Collection entries:
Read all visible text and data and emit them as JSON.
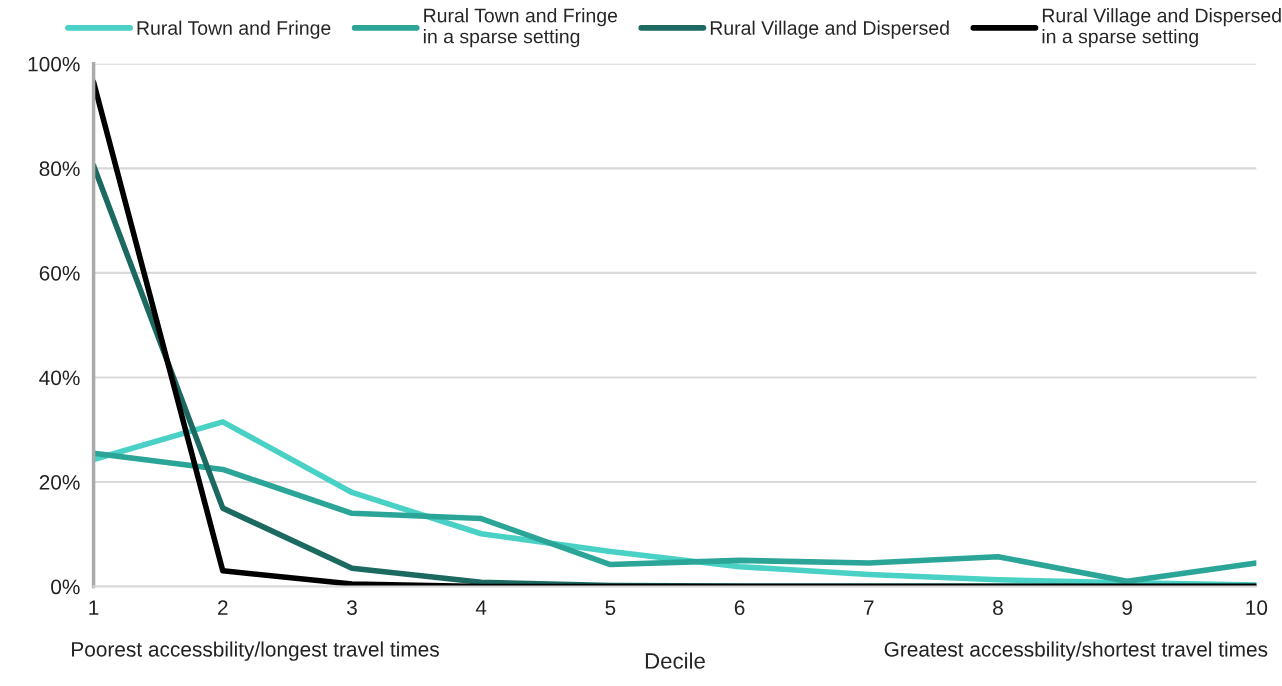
{
  "chart_data": {
    "type": "line",
    "x": [
      1,
      2,
      3,
      4,
      5,
      6,
      7,
      8,
      9,
      10
    ],
    "series": [
      {
        "name": "Rural Town and Fringe",
        "color": "#48d1c4",
        "values": [
          24.3,
          31.5,
          18,
          10.1,
          6.7,
          3.8,
          2.3,
          1.3,
          0.7,
          0.3
        ]
      },
      {
        "name": "Rural Town and Fringe\nin a sparse setting",
        "color": "#2aa597",
        "values": [
          25.5,
          22.4,
          14,
          13,
          4.2,
          5,
          4.5,
          5.7,
          1,
          4.5
        ]
      },
      {
        "name": "Rural Village and Dispersed",
        "color": "#1c6961",
        "values": [
          80.5,
          15,
          3.5,
          0.8,
          0.2,
          0.1,
          0.1,
          0.1,
          0.1,
          0.1
        ]
      },
      {
        "name": "Rural Village and Dispersed\nin a sparse setting",
        "color": "#000000",
        "values": [
          96.5,
          3,
          0.5,
          0,
          0,
          0,
          0,
          0,
          0,
          0
        ]
      }
    ],
    "xlabel": "Decile",
    "annotations": [
      "Poorest accessbility/longest travel times",
      "Greatest accessbility/shortest travel times"
    ],
    "xlim": [
      1,
      10
    ],
    "xticks": [
      1,
      2,
      3,
      4,
      5,
      6,
      7,
      8,
      9,
      10
    ],
    "ylim": [
      0,
      100
    ],
    "yticks": [
      {
        "value": 0,
        "label": "0%"
      },
      {
        "value": 20,
        "label": "20%"
      },
      {
        "value": 40,
        "label": "40%"
      },
      {
        "value": 60,
        "label": "60%"
      },
      {
        "value": 80,
        "label": "80%"
      },
      {
        "value": 100,
        "label": "100%"
      }
    ],
    "grid": "y",
    "legend": "top",
    "marker": "none",
    "line_style": "solid"
  }
}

- Written instruction -
Leave every image out, and retype the material exactly.

- Solution to this exercise -
Read all visible text and data and emit them as JSON.
{
  "chart_data": {
    "type": "line",
    "x": [
      1,
      2,
      3,
      4,
      5,
      6,
      7,
      8,
      9,
      10
    ],
    "series": [
      {
        "name": "Rural Town and Fringe",
        "color": "#48d1c4",
        "values": [
          24.3,
          31.5,
          18,
          10.1,
          6.7,
          3.8,
          2.3,
          1.3,
          0.7,
          0.3
        ]
      },
      {
        "name": "Rural Town and Fringe\nin a sparse setting",
        "color": "#2aa597",
        "values": [
          25.5,
          22.4,
          14,
          13,
          4.2,
          5,
          4.5,
          5.7,
          1,
          4.5
        ]
      },
      {
        "name": "Rural Village and Dispersed",
        "color": "#1c6961",
        "values": [
          80.5,
          15,
          3.5,
          0.8,
          0.2,
          0.1,
          0.1,
          0.1,
          0.1,
          0.1
        ]
      },
      {
        "name": "Rural Village and Dispersed\nin a sparse setting",
        "color": "#000000",
        "values": [
          96.5,
          3,
          0.5,
          0,
          0,
          0,
          0,
          0,
          0,
          0
        ]
      }
    ],
    "xlabel": "Decile",
    "annotations": [
      "Poorest accessbility/longest travel times",
      "Greatest accessbility/shortest travel times"
    ],
    "xlim": [
      1,
      10
    ],
    "xticks": [
      1,
      2,
      3,
      4,
      5,
      6,
      7,
      8,
      9,
      10
    ],
    "ylim": [
      0,
      100
    ],
    "yticks": [
      {
        "value": 0,
        "label": "0%"
      },
      {
        "value": 20,
        "label": "20%"
      },
      {
        "value": 40,
        "label": "40%"
      },
      {
        "value": 60,
        "label": "60%"
      },
      {
        "value": 80,
        "label": "80%"
      },
      {
        "value": 100,
        "label": "100%"
      }
    ],
    "grid": "y",
    "legend": "top",
    "marker": "none",
    "line_style": "solid"
  }
}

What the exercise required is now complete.